Extract the text of each entry below exactly, leaving every image behind.

Dataset records:
☆ ☆ ☆
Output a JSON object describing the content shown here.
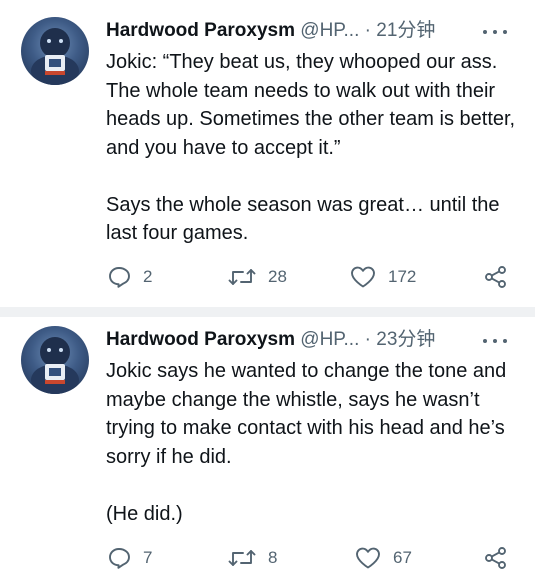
{
  "tweets": [
    {
      "author_name": "Hardwood Paroxysm",
      "handle": "@HP...",
      "separator": "·",
      "time": "21分钟",
      "paragraphs": [
        "Jokic: “They beat us, they whooped our ass. The whole team needs to walk out with their heads up. Sometimes the other team is better, and you have to accept it.”",
        "Says the whole season was great… until the last four games."
      ],
      "replies": "2",
      "retweets": "28",
      "likes": "172"
    },
    {
      "author_name": "Hardwood Paroxysm",
      "handle": "@HP...",
      "separator": "·",
      "time": "23分钟",
      "paragraphs": [
        "Jokic says he wanted to change the tone and maybe change the whistle, says he wasn’t trying to make contact with his head and he’s sorry if he did.",
        "(He did.)"
      ],
      "replies": "7",
      "retweets": "8",
      "likes": "67"
    }
  ],
  "colors": {
    "text": "#0f1419",
    "secondary": "#536471",
    "divider": "#eff1f3"
  },
  "icons": [
    "reply-icon",
    "retweet-icon",
    "like-icon",
    "share-icon",
    "more-icon"
  ]
}
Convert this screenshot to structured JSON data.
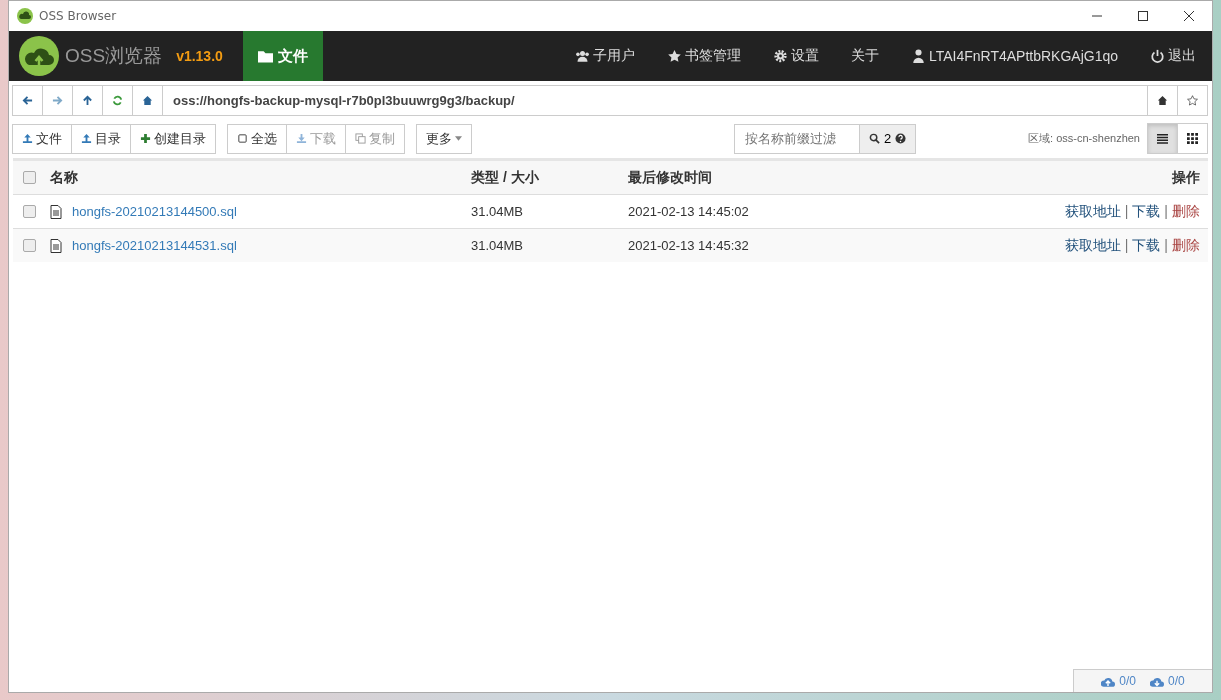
{
  "window": {
    "title": "OSS Browser"
  },
  "app": {
    "name": "OSS浏览器",
    "version": "v1.13.0"
  },
  "nav_tabs": [
    {
      "label": "文件",
      "kind": "folder",
      "selected": true
    }
  ],
  "nav_menu": [
    {
      "label": "子用户",
      "kind": "users"
    },
    {
      "label": "书签管理",
      "kind": "star"
    },
    {
      "label": "设置",
      "kind": "gear"
    },
    {
      "label": "关于",
      "kind": "plain"
    },
    {
      "label": "LTAI4FnRT4APttbRKGAjG1qo",
      "kind": "user"
    },
    {
      "label": "退出",
      "kind": "power"
    }
  ],
  "path_bar": {
    "value": "oss://hongfs-backup-mysql-r7b0pl3buuwrg9g3/backup/"
  },
  "toolbar_groups": [
    [
      {
        "label": "文件",
        "kind": "upload",
        "disabled": false
      },
      {
        "label": "目录",
        "kind": "upload",
        "disabled": false
      },
      {
        "label": "创建目录",
        "kind": "plus",
        "disabled": false
      }
    ],
    [
      {
        "label": "全选",
        "kind": "square",
        "disabled": false
      },
      {
        "label": "下载",
        "kind": "download",
        "disabled": true
      },
      {
        "label": "复制",
        "kind": "copy",
        "disabled": true
      }
    ],
    [
      {
        "label": "更多",
        "kind": "dropdown",
        "disabled": false
      }
    ]
  ],
  "filter": {
    "placeholder": "按名称前缀过滤",
    "count": "2"
  },
  "region": "区域: oss-cn-shenzhen",
  "view_modes": [
    {
      "kind": "list",
      "selected": true
    },
    {
      "kind": "grid",
      "selected": false
    }
  ],
  "table": {
    "select_all_checked": false,
    "columns": [
      "名称",
      "类型 / 大小",
      "最后修改时间",
      "操作"
    ],
    "rows": [
      {
        "checked": false,
        "name": "hongfs-20210213144500.sql",
        "size": "31.04MB",
        "modified": "2021-02-13 14:45:02",
        "actions": [
          {
            "kind": "link",
            "text": "获取地址"
          },
          {
            "kind": "separator",
            "text": "|"
          },
          {
            "kind": "link",
            "text": "下载"
          },
          {
            "kind": "separator",
            "text": "|"
          },
          {
            "kind": "danger",
            "text": "删除"
          }
        ]
      },
      {
        "checked": false,
        "name": "hongfs-20210213144531.sql",
        "size": "31.04MB",
        "modified": "2021-02-13 14:45:32",
        "actions": [
          {
            "kind": "link",
            "text": "获取地址"
          },
          {
            "kind": "separator",
            "text": "|"
          },
          {
            "kind": "link",
            "text": "下载"
          },
          {
            "kind": "separator",
            "text": "|"
          },
          {
            "kind": "danger",
            "text": "删除"
          }
        ]
      }
    ]
  },
  "transfers": {
    "upload": "0/0",
    "download": "0/0"
  }
}
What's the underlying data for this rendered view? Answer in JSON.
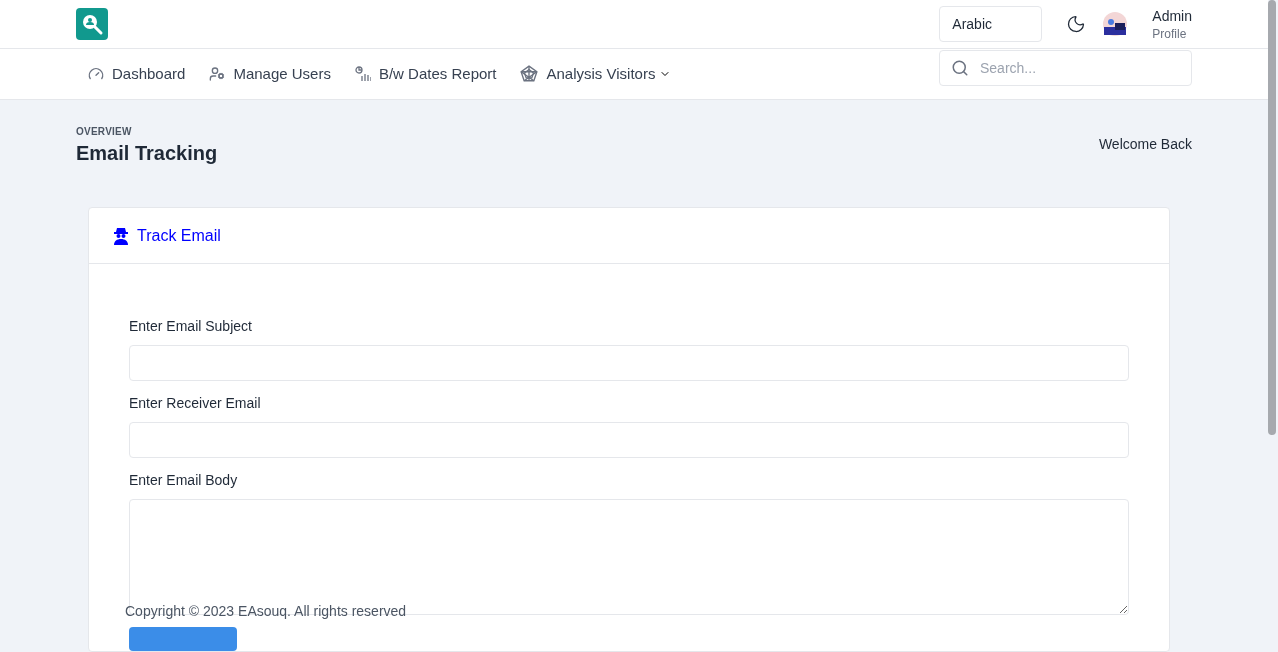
{
  "header": {
    "language": "Arabic",
    "user": {
      "name": "Admin",
      "role": "Profile"
    }
  },
  "nav": {
    "items": [
      {
        "label": "Dashboard",
        "kind": "dashboard",
        "dropdown": false
      },
      {
        "label": "Manage Users",
        "kind": "users",
        "dropdown": false
      },
      {
        "label": "B/w Dates Report",
        "kind": "report",
        "dropdown": false
      },
      {
        "label": "Analysis Visitors",
        "kind": "analysis",
        "dropdown": true
      }
    ],
    "search": {
      "placeholder": "Search..."
    }
  },
  "page": {
    "eyebrow": "OVERVIEW",
    "title": "Email Tracking",
    "welcome": "Welcome Back"
  },
  "card": {
    "title": "Track Email",
    "fields": [
      {
        "label": "Enter Email Subject",
        "kind": "input"
      },
      {
        "label": "Enter Receiver Email",
        "kind": "input"
      },
      {
        "label": "Enter Email Body",
        "kind": "textarea"
      }
    ]
  },
  "footer": {
    "copyright": "Copyright © 2023 EAsouq. All rights reserved"
  }
}
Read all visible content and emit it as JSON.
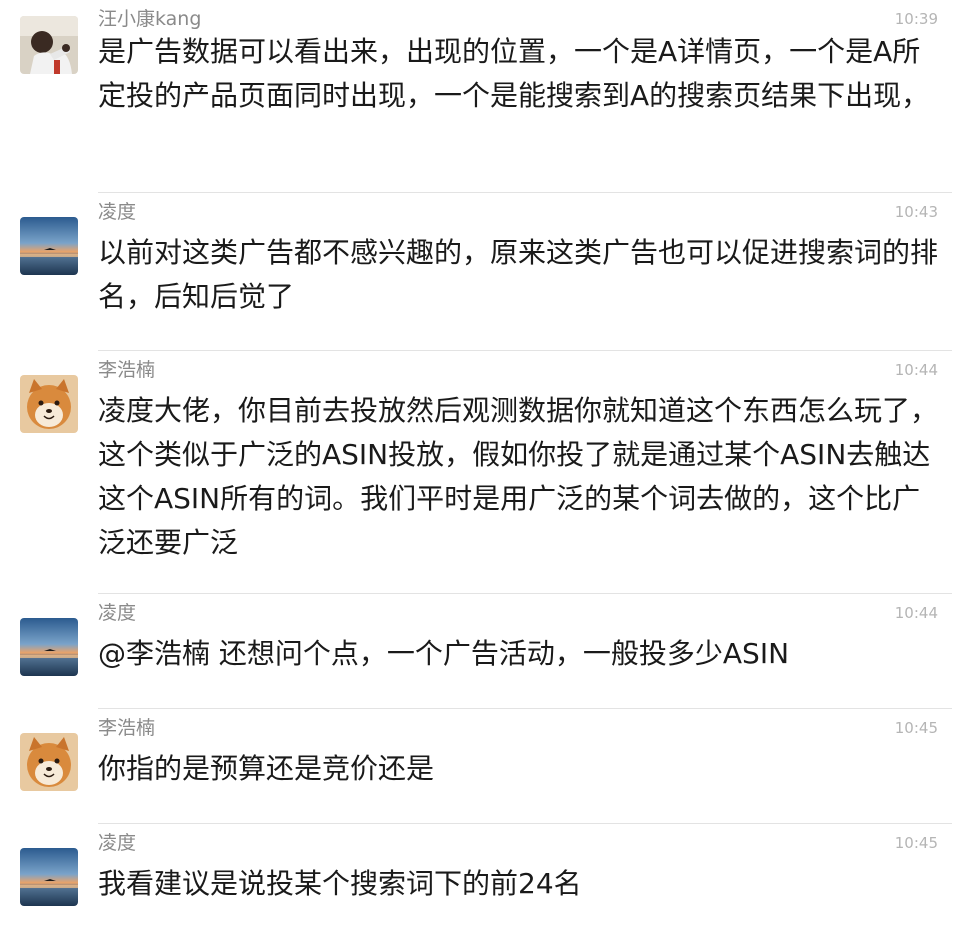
☆ ☆ ☆
## RESPONSE BELOW
Output a JSON object describing the content shown here.
{
  "tweets": [
    {
      "author_name": "Hardwood Paroxysm",
      "handle": "@HP...",
      "separator": "·",
      "time": "21分钟",
      "paragraphs": [
        "Jokic: “They beat us, they whooped our ass. The whole team needs to walk out with their heads up. Sometimes the other team is better, and you have to accept it.”",
        "Says the whole season was great… until the last four games."
      ],
      "replies": "2",
      "retweets": "28",
      "likes": "172"
    },
    {
      "author_name": "Hardwood Paroxysm",
      "handle": "@HP...",
      "separator": "·",
      "time": "23分钟",
      "paragraphs": [
        "Jokic says he wanted to change the tone and maybe change the whistle, says he wasn’t trying to make contact with his head and he’s sorry if he did.",
        "(He did.)"
      ],
      "replies": "7",
      "retweets": "8",
      "likes": "67"
    }
  ],
  "colors": {
    "text": "#0f1419",
    "secondary": "#536471",
    "divider": "#eff1f3"
  },
  "icons": [
    "reply-icon",
    "retweet-icon",
    "like-icon",
    "share-icon",
    "more-icon"
  ]
}
Convert this screenshot to structured JSON data.
{
  "window": {
    "title": "OSS Browser"
  },
  "app": {
    "name": "OSS浏览器",
    "version": "v1.13.0"
  },
  "nav_tabs": [
    {
      "label": "文件",
      "kind": "folder",
      "selected": true
    }
  ],
  "nav_menu": [
    {
      "label": "子用户",
      "kind": "users"
    },
    {
      "label": "书签管理",
      "kind": "star"
    },
    {
      "label": "设置",
      "kind": "gear"
    },
    {
      "label": "关于",
      "kind": "plain"
    },
    {
      "label": "LTAI4FnRT4APttbRKGAjG1qo",
      "kind": "user"
    },
    {
      "label": "退出",
      "kind": "power"
    }
  ],
  "path_bar": {
    "value": "oss://hongfs-backup-mysql-r7b0pl3buuwrg9g3/backup/"
  },
  "toolbar_groups": [
    [
      {
        "label": "文件",
        "kind": "upload",
        "disabled": false
      },
      {
        "label": "目录",
        "kind": "upload",
        "disabled": false
      },
      {
        "label": "创建目录",
        "kind": "plus",
        "disabled": false
      }
    ],
    [
      {
        "label": "全选",
        "kind": "square",
        "disabled": false
      },
      {
        "label": "下载",
        "kind": "download",
        "disabled": true
      },
      {
        "label": "复制",
        "kind": "copy",
        "disabled": true
      }
    ],
    [
      {
        "label": "更多",
        "kind": "dropdown",
        "disabled": false
      }
    ]
  ],
  "filter": {
    "placeholder": "按名称前缀过滤",
    "count": "2"
  },
  "region": "区域: oss-cn-shenzhen",
  "view_modes": [
    {
      "kind": "list",
      "selected": true
    },
    {
      "kind": "grid",
      "selected": false
    }
  ],
  "table": {
    "select_all_checked": false,
    "columns": [
      "名称",
      "类型 / 大小",
      "最后修改时间",
      "操作"
    ],
    "rows": [
      {
        "checked": false,
        "name": "hongfs-20210213144500.sql",
        "size": "31.04MB",
        "modified": "2021-02-13 14:45:02",
        "actions": [
          {
            "kind": "link",
            "text": "获取地址"
          },
          {
            "kind": "separator",
            "text": "|"
          },
          {
            "kind": "link",
            "text": "下载"
          },
          {
            "kind": "separator",
            "text": "|"
          },
          {
            "kind": "danger",
            "text": "删除"
          }
        ]
      },
      {
        "checked": false,
        "name": "hongfs-20210213144531.sql",
        "size": "31.04MB",
        "modified": "2021-02-13 14:45:32",
        "actions": [
          {
            "kind": "link",
            "text": "获取地址"
          },
          {
            "kind": "separator",
            "text": "|"
          },
          {
            "kind": "link",
            "text": "下载"
          },
          {
            "kind": "separator",
            "text": "|"
          },
          {
            "kind": "danger",
            "text": "删除"
          }
        ]
      }
    ]
  },
  "transfers": {
    "upload": "0/0",
    "download": "0/0"
  }
}
What's the underlying data for this rendered view? Answer in JSON.
{
  "header": {
    "language": "Arabic",
    "user": {
      "name": "Admin",
      "role": "Profile"
    }
  },
  "nav": {
    "items": [
      {
        "label": "Dashboard",
        "kind": "dashboard",
        "dropdown": false
      },
      {
        "label": "Manage Users",
        "kind": "users",
        "dropdown": false
      },
      {
        "label": "B/w Dates Report",
        "kind": "report",
        "dropdown": false
      },
      {
        "label": "Analysis Visitors",
        "kind": "analysis",
        "dropdown": true
      }
    ],
    "search": {
      "placeholder": "Search..."
    }
  },
  "page": {
    "eyebrow": "OVERVIEW",
    "title": "Email Tracking",
    "welcome": "Welcome Back"
  },
  "card": {
    "title": "Track Email",
    "fields": [
      {
        "label": "Enter Email Subject",
        "kind": "input"
      },
      {
        "label": "Enter Receiver Email",
        "kind": "input"
      },
      {
        "label": "Enter Email Body",
        "kind": "textarea"
      }
    ]
  },
  "footer": {
    "copyright": "Copyright © 2023 EAsouq. All rights reserved"
  }
}
Read all visible content and emit it as JSON.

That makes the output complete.